▶ **OBJECTIVE**: Reproduce the material exactly, omitting nothing.

▶ **RECORDS SHOWN**:
·····
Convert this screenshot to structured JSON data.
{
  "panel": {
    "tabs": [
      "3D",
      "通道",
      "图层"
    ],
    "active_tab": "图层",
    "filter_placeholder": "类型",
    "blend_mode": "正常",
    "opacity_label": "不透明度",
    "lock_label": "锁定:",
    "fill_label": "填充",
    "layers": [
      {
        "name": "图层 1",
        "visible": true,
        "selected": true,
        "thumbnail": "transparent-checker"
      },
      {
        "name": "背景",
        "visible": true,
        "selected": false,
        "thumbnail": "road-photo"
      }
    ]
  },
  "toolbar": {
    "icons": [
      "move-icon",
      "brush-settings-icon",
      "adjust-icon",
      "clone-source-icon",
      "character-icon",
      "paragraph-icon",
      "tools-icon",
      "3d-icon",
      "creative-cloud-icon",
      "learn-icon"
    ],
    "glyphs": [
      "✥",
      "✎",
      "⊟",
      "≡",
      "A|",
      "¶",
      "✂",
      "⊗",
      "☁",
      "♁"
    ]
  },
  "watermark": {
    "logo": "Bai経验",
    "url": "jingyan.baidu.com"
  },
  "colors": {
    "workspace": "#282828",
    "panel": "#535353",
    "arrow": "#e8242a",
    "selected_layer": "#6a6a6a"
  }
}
·····
▶ **ANSWER TO THE EXERCISE**:
Convert this screenshot to structured JSON data.
{
  "panel": {
    "tabs": [
      "3D",
      "通道",
      "图层"
    ],
    "active_tab": "图层",
    "filter_placeholder": "类型",
    "blend_mode": "正常",
    "opacity_label": "不透明度",
    "lock_label": "锁定:",
    "fill_label": "填充",
    "layers": [
      {
        "name": "图层 1",
        "visible": true,
        "selected": true,
        "thumbnail": "transparent-checker"
      },
      {
        "name": "背景",
        "visible": true,
        "selected": false,
        "thumbnail": "road-photo"
      }
    ]
  },
  "toolbar": {
    "icons": [
      "move-icon",
      "brush-settings-icon",
      "adjust-icon",
      "clone-source-icon",
      "character-icon",
      "paragraph-icon",
      "tools-icon",
      "3d-icon",
      "creative-cloud-icon",
      "learn-icon"
    ],
    "glyphs": [
      "✥",
      "✎",
      "⊟",
      "≡",
      "A|",
      "¶",
      "✂",
      "⊗",
      "☁",
      "♁"
    ]
  },
  "watermark": {
    "logo": "Bai経验",
    "url": "jingyan.baidu.com"
  },
  "colors": {
    "workspace": "#282828",
    "panel": "#535353",
    "arrow": "#e8242a",
    "selected_layer": "#6a6a6a"
  }
}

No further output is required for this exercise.